Copy the records below exactly as they are written.

※ ※ ※

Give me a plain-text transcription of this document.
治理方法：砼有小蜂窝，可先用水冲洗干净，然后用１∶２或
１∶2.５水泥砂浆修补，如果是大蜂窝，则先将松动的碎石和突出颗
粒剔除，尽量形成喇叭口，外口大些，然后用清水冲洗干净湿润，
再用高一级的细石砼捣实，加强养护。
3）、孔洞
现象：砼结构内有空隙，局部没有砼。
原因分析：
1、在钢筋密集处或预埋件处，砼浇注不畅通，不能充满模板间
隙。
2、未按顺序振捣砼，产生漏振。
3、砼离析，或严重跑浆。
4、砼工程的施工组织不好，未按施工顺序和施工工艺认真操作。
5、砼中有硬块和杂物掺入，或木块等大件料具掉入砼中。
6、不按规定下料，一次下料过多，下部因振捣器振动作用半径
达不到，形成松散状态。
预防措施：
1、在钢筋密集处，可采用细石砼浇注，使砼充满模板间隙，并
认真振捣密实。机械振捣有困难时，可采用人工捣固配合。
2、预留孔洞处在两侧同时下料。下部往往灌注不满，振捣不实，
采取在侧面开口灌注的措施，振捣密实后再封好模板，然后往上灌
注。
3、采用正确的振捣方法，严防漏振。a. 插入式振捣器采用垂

※ ※ ※

WRITTEN ANSWER:
Give me a plain-text transcription of this document.
治理方法：砼有小蜂窝，可先用水冲洗干净，然后用１∶２或
１∶2.５水泥砂浆修补，如果是大蜂窝，则先将松动的碎石和突出颗
粒剔除，尽量形成喇叭口，外口大些，然后用清水冲洗干净湿润，
再用高一级的细石砼捣实，加强养护。
3）、孔洞
现象：砼结构内有空隙，局部没有砼。
原因分析：
1、在钢筋密集处或预埋件处，砼浇注不畅通，不能充满模板间
隙。
2、未按顺序振捣砼，产生漏振。
3、砼离析，或严重跑浆。
4、砼工程的施工组织不好，未按施工顺序和施工工艺认真操作。
5、砼中有硬块和杂物掺入，或木块等大件料具掉入砼中。
6、不按规定下料，一次下料过多，下部因振捣器振动作用半径
达不到，形成松散状态。
预防措施：
1、在钢筋密集处，可采用细石砼浇注，使砼充满模板间隙，并
认真振捣密实。机械振捣有困难时，可采用人工捣固配合。
2、预留孔洞处在两侧同时下料。下部往往灌注不满，振捣不实，
采取在侧面开口灌注的措施，振捣密实后再封好模板，然后往上灌
注。
3、采用正确的振捣方法，严防漏振。a. 插入式振捣器采用垂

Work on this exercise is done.